# Material provided

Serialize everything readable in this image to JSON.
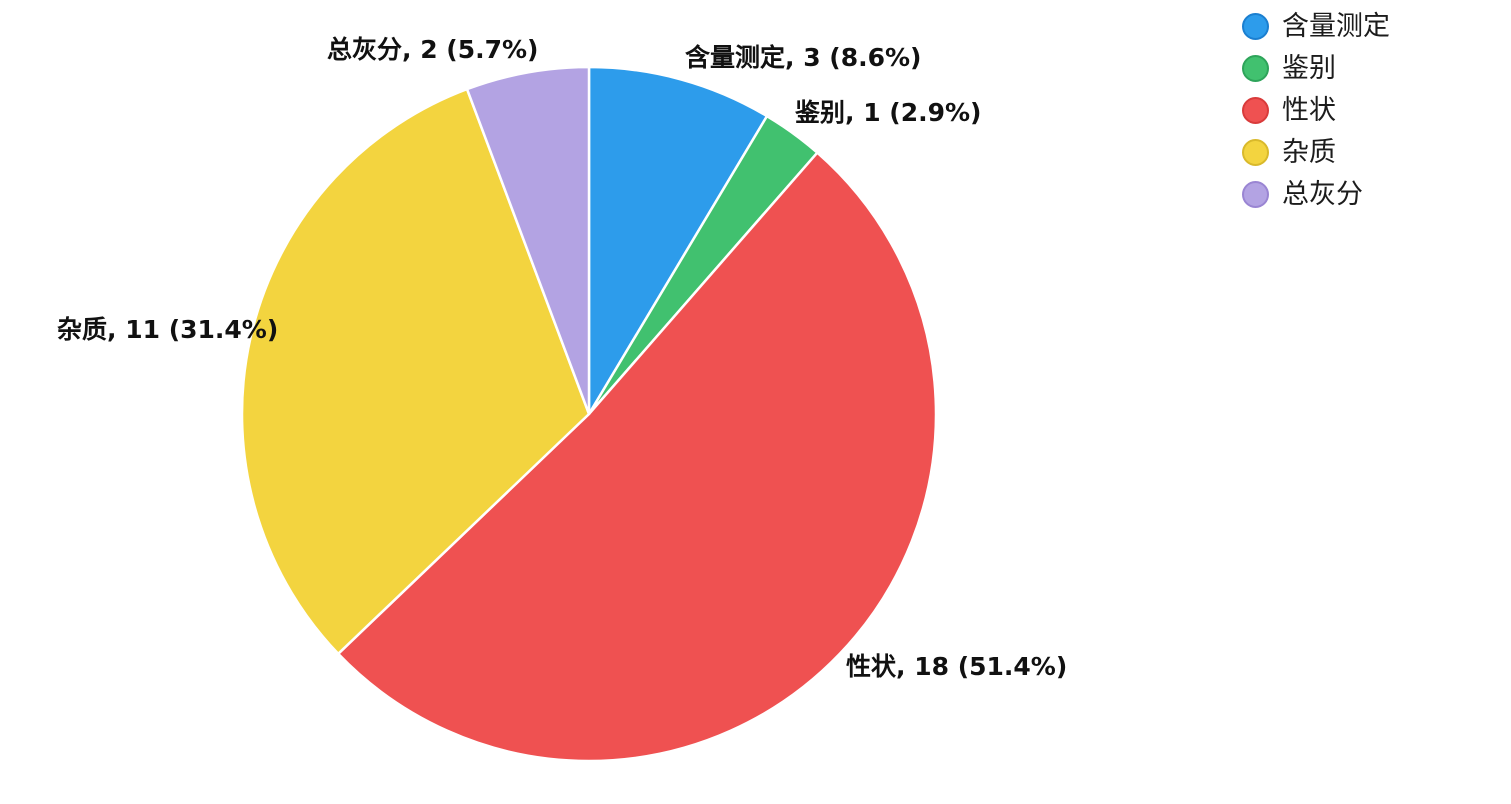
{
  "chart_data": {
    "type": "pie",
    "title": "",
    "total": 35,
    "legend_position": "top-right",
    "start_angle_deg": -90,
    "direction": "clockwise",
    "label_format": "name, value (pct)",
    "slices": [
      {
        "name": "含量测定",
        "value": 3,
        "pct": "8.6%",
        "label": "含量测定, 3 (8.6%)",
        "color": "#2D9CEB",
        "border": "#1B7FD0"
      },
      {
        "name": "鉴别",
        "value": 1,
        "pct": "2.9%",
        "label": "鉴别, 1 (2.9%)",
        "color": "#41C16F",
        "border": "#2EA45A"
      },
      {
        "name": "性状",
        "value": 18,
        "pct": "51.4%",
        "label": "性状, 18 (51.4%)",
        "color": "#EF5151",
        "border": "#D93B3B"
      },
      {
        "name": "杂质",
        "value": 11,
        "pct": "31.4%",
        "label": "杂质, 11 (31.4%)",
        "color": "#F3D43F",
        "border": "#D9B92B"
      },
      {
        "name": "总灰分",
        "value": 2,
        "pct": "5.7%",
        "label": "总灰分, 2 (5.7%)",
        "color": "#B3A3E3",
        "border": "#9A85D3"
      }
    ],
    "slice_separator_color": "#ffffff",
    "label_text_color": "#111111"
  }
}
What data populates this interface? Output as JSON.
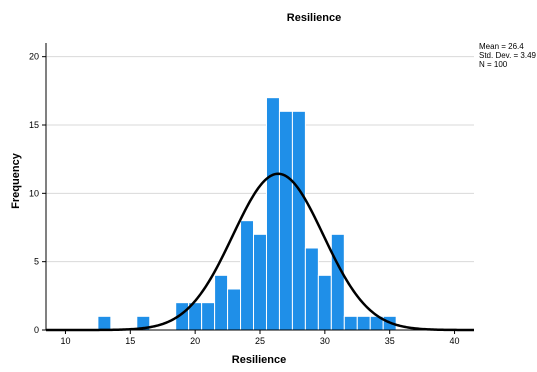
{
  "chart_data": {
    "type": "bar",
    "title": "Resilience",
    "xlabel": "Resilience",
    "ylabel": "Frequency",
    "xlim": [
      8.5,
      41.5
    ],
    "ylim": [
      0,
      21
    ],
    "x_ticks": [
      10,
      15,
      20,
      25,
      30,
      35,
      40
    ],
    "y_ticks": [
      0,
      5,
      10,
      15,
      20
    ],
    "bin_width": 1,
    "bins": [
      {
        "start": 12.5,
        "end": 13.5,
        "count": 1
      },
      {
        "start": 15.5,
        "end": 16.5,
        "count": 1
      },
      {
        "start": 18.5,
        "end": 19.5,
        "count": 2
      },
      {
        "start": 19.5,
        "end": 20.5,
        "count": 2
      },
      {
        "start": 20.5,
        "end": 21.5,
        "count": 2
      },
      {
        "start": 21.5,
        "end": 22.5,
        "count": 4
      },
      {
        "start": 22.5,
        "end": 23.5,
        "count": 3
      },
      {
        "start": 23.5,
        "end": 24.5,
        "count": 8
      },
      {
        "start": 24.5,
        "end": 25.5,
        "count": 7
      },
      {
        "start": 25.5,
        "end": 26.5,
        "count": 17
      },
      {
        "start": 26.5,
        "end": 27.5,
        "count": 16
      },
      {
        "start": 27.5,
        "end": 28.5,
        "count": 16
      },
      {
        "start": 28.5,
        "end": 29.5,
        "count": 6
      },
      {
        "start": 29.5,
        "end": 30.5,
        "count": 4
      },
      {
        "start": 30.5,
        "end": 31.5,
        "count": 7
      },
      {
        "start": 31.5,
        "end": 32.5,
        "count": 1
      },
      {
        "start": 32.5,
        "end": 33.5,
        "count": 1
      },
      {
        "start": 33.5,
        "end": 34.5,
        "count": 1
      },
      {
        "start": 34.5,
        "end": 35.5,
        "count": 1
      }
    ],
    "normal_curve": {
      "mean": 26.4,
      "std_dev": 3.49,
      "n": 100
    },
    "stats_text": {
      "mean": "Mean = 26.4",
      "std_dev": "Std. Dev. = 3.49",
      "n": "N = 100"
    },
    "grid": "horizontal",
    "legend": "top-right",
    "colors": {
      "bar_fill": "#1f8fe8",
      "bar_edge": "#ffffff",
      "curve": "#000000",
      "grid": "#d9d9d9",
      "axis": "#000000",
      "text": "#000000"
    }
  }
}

# Exercise directions
Find the string "JSON" in the records, then copy each line where it occurs.

# Task solution
Serialize everything readable in this image to JSON.
What data populates this interface? Output as JSON.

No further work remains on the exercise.